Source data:
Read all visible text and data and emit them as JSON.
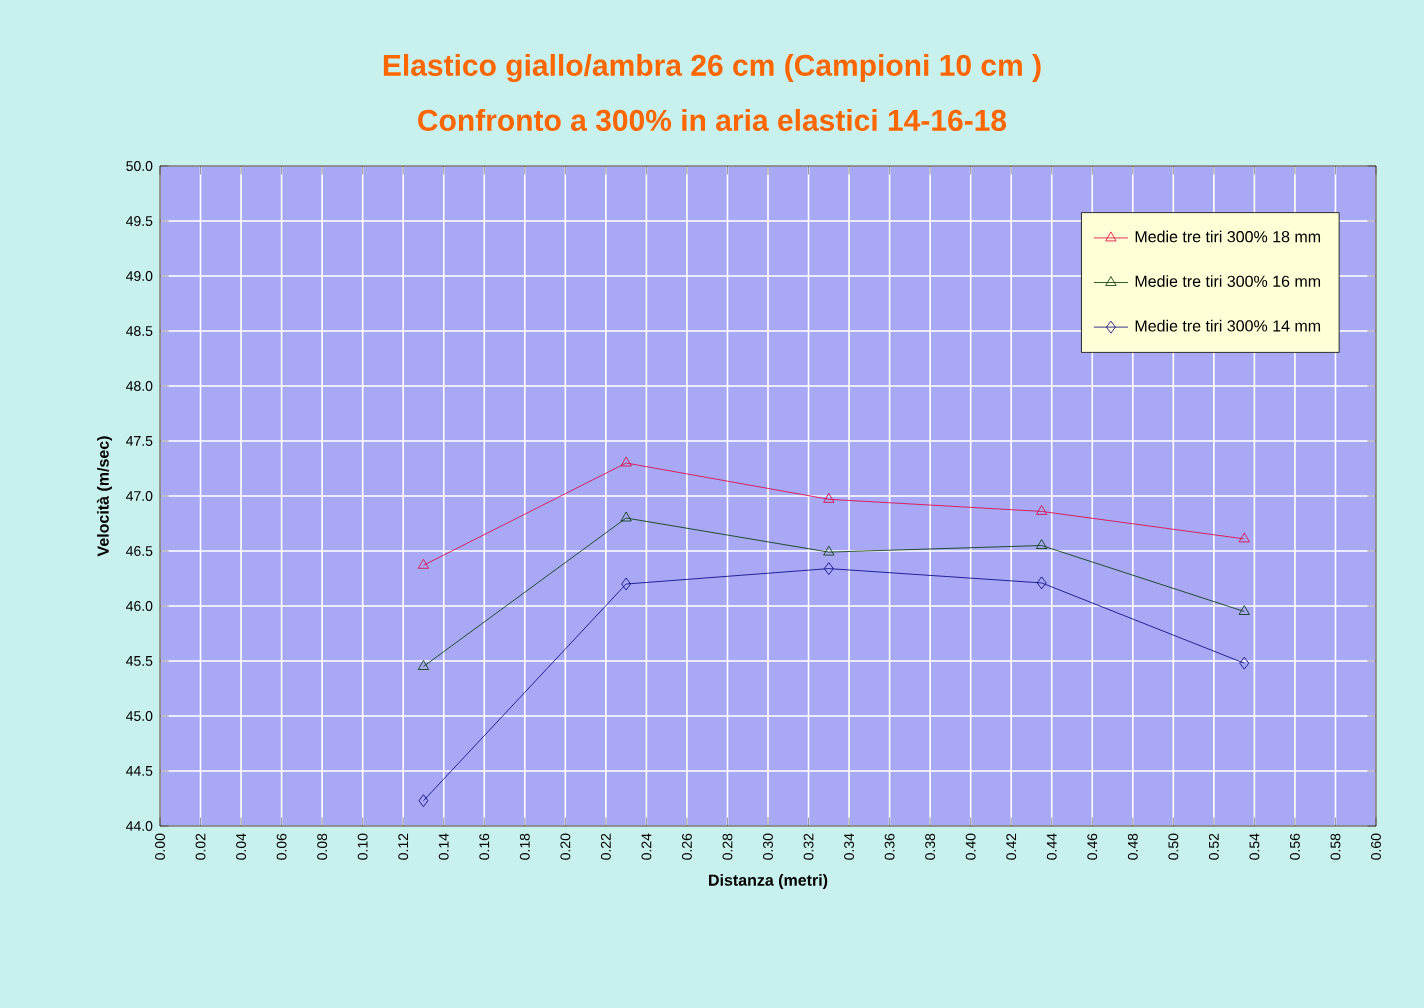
{
  "chart_data": {
    "type": "line",
    "title": "Elastico giallo/ambra  26 cm (Campioni 10 cm )",
    "subtitle": "Confronto a 300% in aria elastici 14-16-18",
    "xlabel": "Distanza (metri)",
    "ylabel": "Velocità (m/sec)",
    "x": [
      0.13,
      0.23,
      0.33,
      0.435,
      0.535
    ],
    "series": [
      {
        "name": "Medie tre tiri 300% 18 mm",
        "color": "#e0003a",
        "marker": "triangle",
        "values": [
          46.37,
          47.3,
          46.97,
          46.86,
          46.61
        ]
      },
      {
        "name": "Medie tre tiri 300% 16 mm",
        "color": "#003300",
        "marker": "triangle",
        "values": [
          45.45,
          46.8,
          46.49,
          46.55,
          45.95
        ]
      },
      {
        "name": "Medie tre tiri 300% 14 mm",
        "color": "#000080",
        "marker": "diamond",
        "values": [
          44.23,
          46.2,
          46.34,
          46.21,
          45.48
        ]
      }
    ],
    "xlim": [
      0,
      0.6
    ],
    "xticks": [
      {
        "value": 0,
        "label": "0.00"
      },
      0.02,
      0.04,
      0.06,
      0.08,
      {
        "value": 0.1,
        "label": "0.10"
      },
      0.12,
      0.14,
      0.16,
      0.18,
      {
        "value": 0.2,
        "label": "0.20"
      },
      0.22,
      0.24,
      0.26,
      0.28,
      {
        "value": 0.3,
        "label": "0.30"
      },
      0.32,
      0.34,
      0.36,
      0.38,
      {
        "value": 0.4,
        "label": "0.40"
      },
      0.42,
      0.44,
      0.46,
      0.48,
      {
        "value": 0.5,
        "label": "0.50"
      },
      0.52,
      0.54,
      0.56,
      0.58,
      {
        "value": 0.6,
        "label": "0.60"
      }
    ],
    "ylim": [
      44,
      50
    ],
    "yticks": [
      {
        "value": 44,
        "label": "44.0"
      },
      44.5,
      {
        "value": 45,
        "label": "45.0"
      },
      45.5,
      {
        "value": 46,
        "label": "46.0"
      },
      46.5,
      {
        "value": 47,
        "label": "47.0"
      },
      47.5,
      {
        "value": 48,
        "label": "48.0"
      },
      48.5,
      {
        "value": 49,
        "label": "49.0"
      },
      49.5,
      {
        "value": 50,
        "label": "50.0"
      }
    ],
    "grid": true,
    "legend": "top right"
  }
}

(INSTRUCTION):
Only lines holding the string "name" are wanted; gather each one from the entries above.

(SOLUTION BELOW):
        "name": "Medie tre tiri 300% 18 mm",
        "name": "Medie tre tiri 300% 16 mm",
        "name": "Medie tre tiri 300% 14 mm",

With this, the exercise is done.